→ Work to be completed:
Pull every line with the word "highlightMode" out of the entries below.

═════ Records supplied

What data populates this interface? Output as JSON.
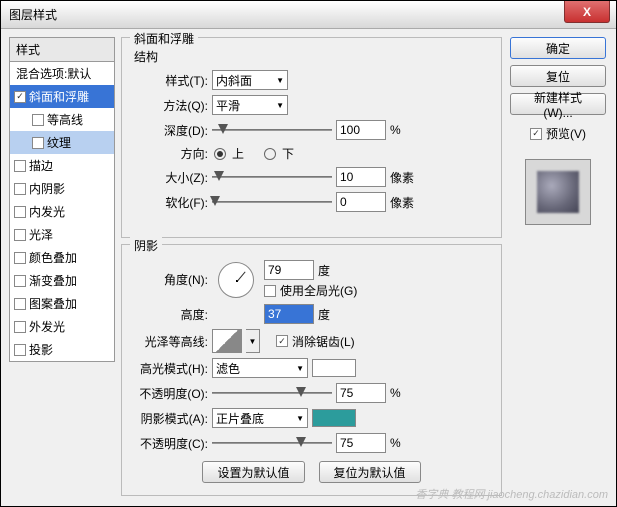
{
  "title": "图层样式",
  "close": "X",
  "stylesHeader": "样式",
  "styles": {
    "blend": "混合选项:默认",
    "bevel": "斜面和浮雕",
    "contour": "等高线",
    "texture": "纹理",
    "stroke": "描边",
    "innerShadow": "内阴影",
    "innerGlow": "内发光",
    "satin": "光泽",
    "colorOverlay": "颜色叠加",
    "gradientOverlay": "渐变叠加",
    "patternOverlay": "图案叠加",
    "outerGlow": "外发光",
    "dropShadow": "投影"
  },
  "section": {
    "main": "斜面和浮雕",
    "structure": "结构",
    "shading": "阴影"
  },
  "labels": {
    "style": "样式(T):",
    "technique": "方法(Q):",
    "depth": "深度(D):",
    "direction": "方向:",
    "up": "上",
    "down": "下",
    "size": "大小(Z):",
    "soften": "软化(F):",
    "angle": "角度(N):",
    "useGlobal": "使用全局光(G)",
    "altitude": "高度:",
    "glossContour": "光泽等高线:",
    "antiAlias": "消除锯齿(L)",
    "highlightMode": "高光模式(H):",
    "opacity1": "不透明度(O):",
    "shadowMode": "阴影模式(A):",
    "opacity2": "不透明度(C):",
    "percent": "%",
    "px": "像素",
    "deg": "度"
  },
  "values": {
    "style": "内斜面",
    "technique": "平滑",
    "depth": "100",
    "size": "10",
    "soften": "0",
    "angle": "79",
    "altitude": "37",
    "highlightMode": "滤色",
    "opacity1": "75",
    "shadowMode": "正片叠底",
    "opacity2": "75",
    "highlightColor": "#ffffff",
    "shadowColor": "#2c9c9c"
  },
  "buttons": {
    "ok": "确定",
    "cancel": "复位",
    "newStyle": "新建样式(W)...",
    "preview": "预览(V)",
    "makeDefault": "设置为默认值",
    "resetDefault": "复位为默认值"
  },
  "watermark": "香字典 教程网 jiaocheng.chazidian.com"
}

══════════

→ Complete answer:
    "highlightMode": "高光模式(H):",
    "highlightMode": "滤色",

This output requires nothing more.